Data extract ▸
* * * * * * *
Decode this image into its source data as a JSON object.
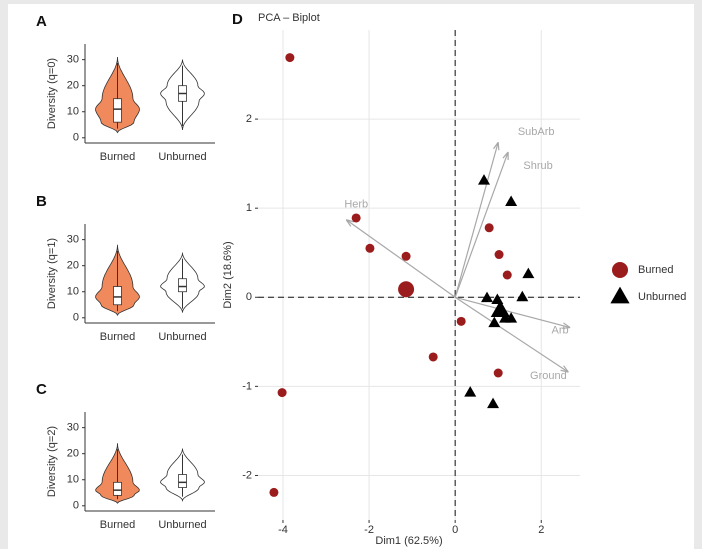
{
  "chart_data": [
    {
      "type": "violin",
      "panel_label": "A",
      "ylabel": "Diversity (q=0)",
      "categories": [
        "Burned",
        "Unburned"
      ],
      "colors": [
        "#f08a5d",
        "#ffffff"
      ],
      "boxes": [
        {
          "min": 2,
          "q1": 6,
          "median": 11,
          "q3": 15,
          "max": 31
        },
        {
          "min": 3,
          "q1": 14,
          "median": 17,
          "q3": 20,
          "max": 30
        }
      ],
      "ylim": [
        -2,
        36
      ],
      "yticks": [
        0,
        10,
        20,
        30
      ]
    },
    {
      "type": "violin",
      "panel_label": "B",
      "ylabel": "Diversity (q=1)",
      "categories": [
        "Burned",
        "Unburned"
      ],
      "colors": [
        "#f08a5d",
        "#ffffff"
      ],
      "boxes": [
        {
          "min": 1,
          "q1": 5,
          "median": 8,
          "q3": 12,
          "max": 28
        },
        {
          "min": 2,
          "q1": 10,
          "median": 12,
          "q3": 15,
          "max": 25
        }
      ],
      "ylim": [
        -2,
        36
      ],
      "yticks": [
        0,
        10,
        20,
        30
      ]
    },
    {
      "type": "violin",
      "panel_label": "C",
      "ylabel": "Diversity (q=2)",
      "categories": [
        "Burned",
        "Unburned"
      ],
      "colors": [
        "#f08a5d",
        "#ffffff"
      ],
      "boxes": [
        {
          "min": 1,
          "q1": 4,
          "median": 6,
          "q3": 9,
          "max": 24
        },
        {
          "min": 2,
          "q1": 7,
          "median": 9,
          "q3": 12,
          "max": 22
        }
      ],
      "ylim": [
        -2,
        36
      ],
      "yticks": [
        0,
        10,
        20,
        30
      ]
    },
    {
      "type": "scatter",
      "panel_label": "D",
      "title": "PCA – Biplot",
      "xlabel": "Dim1 (62.5%)",
      "ylabel": "Dim2 (18.6%)",
      "xlim": [
        -4.58,
        2.9
      ],
      "ylim": [
        -2.5,
        3.0
      ],
      "xticks": [
        -4,
        -2,
        0,
        2
      ],
      "yticks": [
        -2,
        -1,
        0,
        1,
        2
      ],
      "grid": true,
      "series": [
        {
          "name": "Burned",
          "color": "#9b1c1c",
          "marker": "circle",
          "x": [
            -3.84,
            -2.3,
            -1.98,
            -1.14,
            -1.14,
            0.14,
            -0.51,
            0.79,
            1.02,
            1.21,
            1.0,
            -4.02,
            -4.21
          ],
          "y": [
            2.69,
            0.89,
            0.55,
            0.46,
            0.09,
            -0.27,
            -0.67,
            0.78,
            0.48,
            0.25,
            -0.85,
            -1.07,
            -2.19
          ],
          "sizes": [
            4.5,
            4.5,
            4.5,
            4.5,
            8,
            4.5,
            4.5,
            4.5,
            4.5,
            4.5,
            4.5,
            4.5,
            4.5
          ]
        },
        {
          "name": "Unburned",
          "color": "#000000",
          "marker": "triangle",
          "x": [
            0.67,
            1.3,
            1.7,
            1.56,
            0.74,
            0.98,
            1.05,
            1.16,
            1.3,
            0.91,
            0.35,
            0.88
          ],
          "y": [
            1.31,
            1.07,
            0.26,
            0.0,
            -0.01,
            -0.03,
            -0.15,
            -0.24,
            -0.24,
            -0.29,
            -1.07,
            -1.2
          ],
          "sizes": [
            5,
            5,
            5,
            5,
            5,
            5,
            8,
            5,
            5,
            5,
            5,
            5
          ]
        }
      ],
      "arrow_color": "#a8a8a8",
      "arrows": [
        {
          "label": "SubArb",
          "x": 1.0,
          "y": 1.74
        },
        {
          "label": "Shrub",
          "x": 1.23,
          "y": 1.63
        },
        {
          "label": "Herb",
          "x": -2.53,
          "y": 0.87
        },
        {
          "label": "Arb",
          "x": 2.67,
          "y": -0.34
        },
        {
          "label": "Ground",
          "x": 2.63,
          "y": -0.84
        }
      ],
      "legend": "right"
    }
  ]
}
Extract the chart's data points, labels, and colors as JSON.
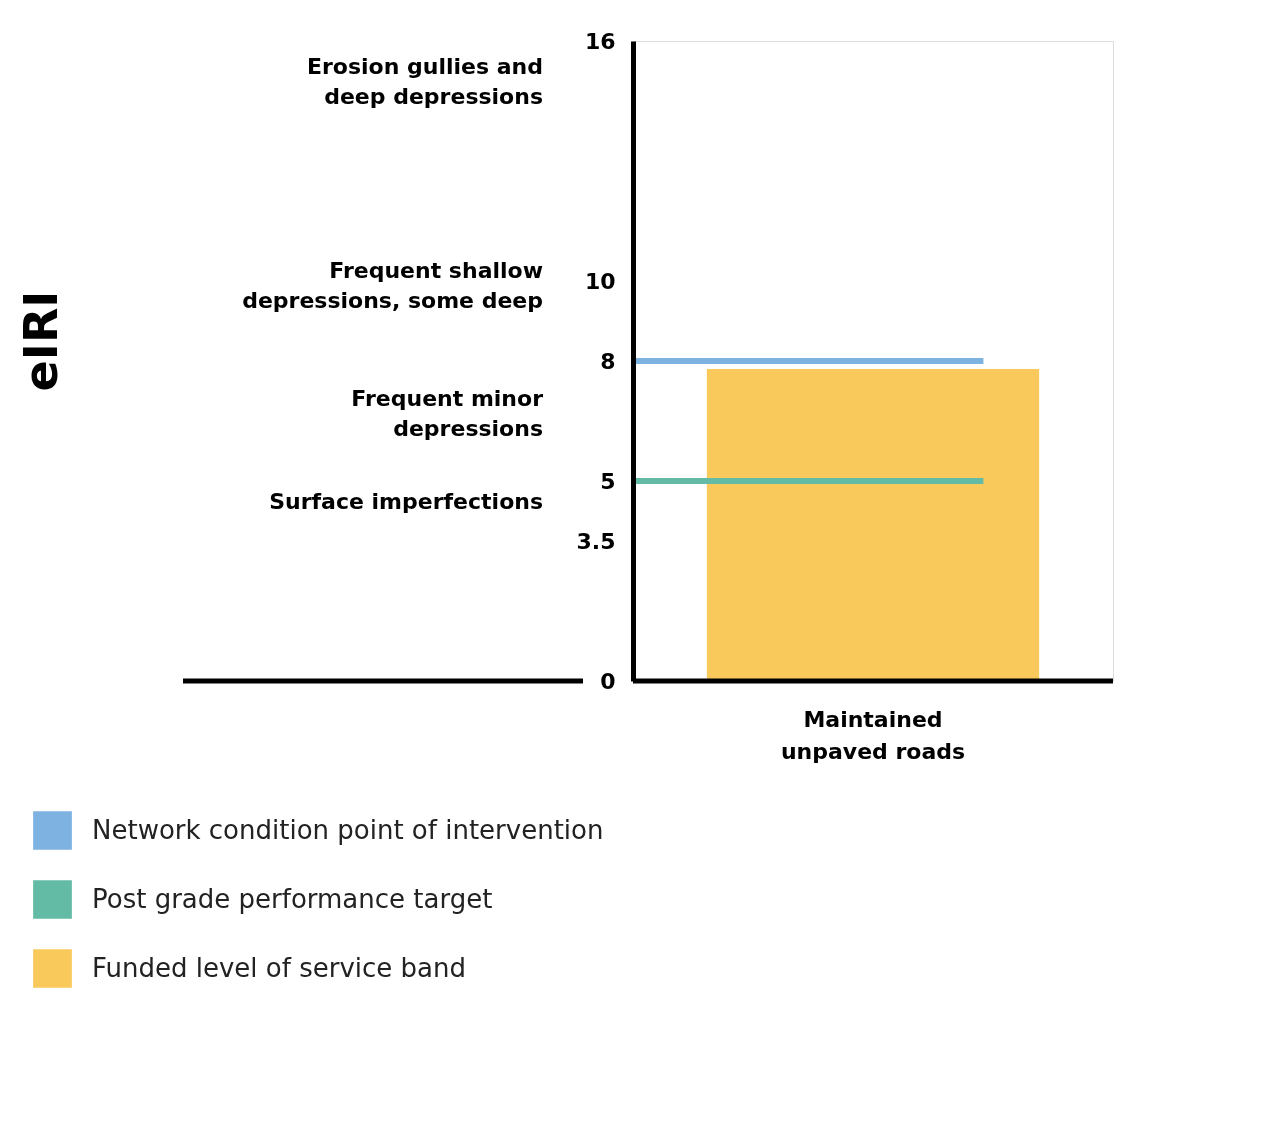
{
  "chart_data": {
    "type": "bar",
    "categories": [
      "Maintained unpaved roads"
    ],
    "series": [
      {
        "name": "Funded level of service band",
        "color": "#f9c95c",
        "values": [
          7.8
        ]
      }
    ],
    "ylim": [
      0,
      16
    ],
    "yticks": [
      0,
      3.5,
      5,
      8,
      10,
      16
    ],
    "ref_lines": [
      {
        "axis": "y",
        "value": 8,
        "label": "Network condition point of intervention",
        "color": "#7eb2e0"
      },
      {
        "axis": "y",
        "value": 5,
        "label": "Post grade performance target",
        "color": "#63bba5"
      }
    ],
    "annotations": [
      "eIRI",
      "Erosion gullies and deep depressions",
      "Frequent shallow depressions, some deep",
      "Frequent minor depressions",
      "Surface imperfections"
    ],
    "legend": "bottom",
    "grid": false
  }
}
* * * * * * *
Problem statement ▸ Set down the lines of the records above exactly, apart from the pictures.

Finished answer ▸
Decode this image into its source data as a JSON object.
{
  "chart_data": [
    {
      "type": "violin",
      "panel_label": "A",
      "ylabel": "Diversity (q=0)",
      "categories": [
        "Burned",
        "Unburned"
      ],
      "colors": [
        "#f08a5d",
        "#ffffff"
      ],
      "boxes": [
        {
          "min": 2,
          "q1": 6,
          "median": 11,
          "q3": 15,
          "max": 31
        },
        {
          "min": 3,
          "q1": 14,
          "median": 17,
          "q3": 20,
          "max": 30
        }
      ],
      "ylim": [
        -2,
        36
      ],
      "yticks": [
        0,
        10,
        20,
        30
      ]
    },
    {
      "type": "violin",
      "panel_label": "B",
      "ylabel": "Diversity (q=1)",
      "categories": [
        "Burned",
        "Unburned"
      ],
      "colors": [
        "#f08a5d",
        "#ffffff"
      ],
      "boxes": [
        {
          "min": 1,
          "q1": 5,
          "median": 8,
          "q3": 12,
          "max": 28
        },
        {
          "min": 2,
          "q1": 10,
          "median": 12,
          "q3": 15,
          "max": 25
        }
      ],
      "ylim": [
        -2,
        36
      ],
      "yticks": [
        0,
        10,
        20,
        30
      ]
    },
    {
      "type": "violin",
      "panel_label": "C",
      "ylabel": "Diversity (q=2)",
      "categories": [
        "Burned",
        "Unburned"
      ],
      "colors": [
        "#f08a5d",
        "#ffffff"
      ],
      "boxes": [
        {
          "min": 1,
          "q1": 4,
          "median": 6,
          "q3": 9,
          "max": 24
        },
        {
          "min": 2,
          "q1": 7,
          "median": 9,
          "q3": 12,
          "max": 22
        }
      ],
      "ylim": [
        -2,
        36
      ],
      "yticks": [
        0,
        10,
        20,
        30
      ]
    },
    {
      "type": "scatter",
      "panel_label": "D",
      "title": "PCA – Biplot",
      "xlabel": "Dim1 (62.5%)",
      "ylabel": "Dim2 (18.6%)",
      "xlim": [
        -4.58,
        2.9
      ],
      "ylim": [
        -2.5,
        3.0
      ],
      "xticks": [
        -4,
        -2,
        0,
        2
      ],
      "yticks": [
        -2,
        -1,
        0,
        1,
        2
      ],
      "grid": true,
      "series": [
        {
          "name": "Burned",
          "color": "#9b1c1c",
          "marker": "circle",
          "x": [
            -3.84,
            -2.3,
            -1.98,
            -1.14,
            -1.14,
            0.14,
            -0.51,
            0.79,
            1.02,
            1.21,
            1.0,
            -4.02,
            -4.21
          ],
          "y": [
            2.69,
            0.89,
            0.55,
            0.46,
            0.09,
            -0.27,
            -0.67,
            0.78,
            0.48,
            0.25,
            -0.85,
            -1.07,
            -2.19
          ],
          "sizes": [
            4.5,
            4.5,
            4.5,
            4.5,
            8,
            4.5,
            4.5,
            4.5,
            4.5,
            4.5,
            4.5,
            4.5,
            4.5
          ]
        },
        {
          "name": "Unburned",
          "color": "#000000",
          "marker": "triangle",
          "x": [
            0.67,
            1.3,
            1.7,
            1.56,
            0.74,
            0.98,
            1.05,
            1.16,
            1.3,
            0.91,
            0.35,
            0.88
          ],
          "y": [
            1.31,
            1.07,
            0.26,
            0.0,
            -0.01,
            -0.03,
            -0.15,
            -0.24,
            -0.24,
            -0.29,
            -1.07,
            -1.2
          ],
          "sizes": [
            5,
            5,
            5,
            5,
            5,
            5,
            8,
            5,
            5,
            5,
            5,
            5
          ]
        }
      ],
      "arrow_color": "#a8a8a8",
      "arrows": [
        {
          "label": "SubArb",
          "x": 1.0,
          "y": 1.74
        },
        {
          "label": "Shrub",
          "x": 1.23,
          "y": 1.63
        },
        {
          "label": "Herb",
          "x": -2.53,
          "y": 0.87
        },
        {
          "label": "Arb",
          "x": 2.67,
          "y": -0.34
        },
        {
          "label": "Ground",
          "x": 2.63,
          "y": -0.84
        }
      ],
      "legend": "right"
    }
  ]
}
Extract the chart's data points, labels, and colors as JSON.
{
  "chart_data": {
    "type": "bar",
    "categories": [
      "Maintained unpaved roads"
    ],
    "series": [
      {
        "name": "Funded level of service band",
        "color": "#f9c95c",
        "values": [
          7.8
        ]
      }
    ],
    "ylim": [
      0,
      16
    ],
    "yticks": [
      0,
      3.5,
      5,
      8,
      10,
      16
    ],
    "ref_lines": [
      {
        "axis": "y",
        "value": 8,
        "label": "Network condition point of intervention",
        "color": "#7eb2e0"
      },
      {
        "axis": "y",
        "value": 5,
        "label": "Post grade performance target",
        "color": "#63bba5"
      }
    ],
    "annotations": [
      "eIRI",
      "Erosion gullies and deep depressions",
      "Frequent shallow depressions, some deep",
      "Frequent minor depressions",
      "Surface imperfections"
    ],
    "legend": "bottom",
    "grid": false
  }
}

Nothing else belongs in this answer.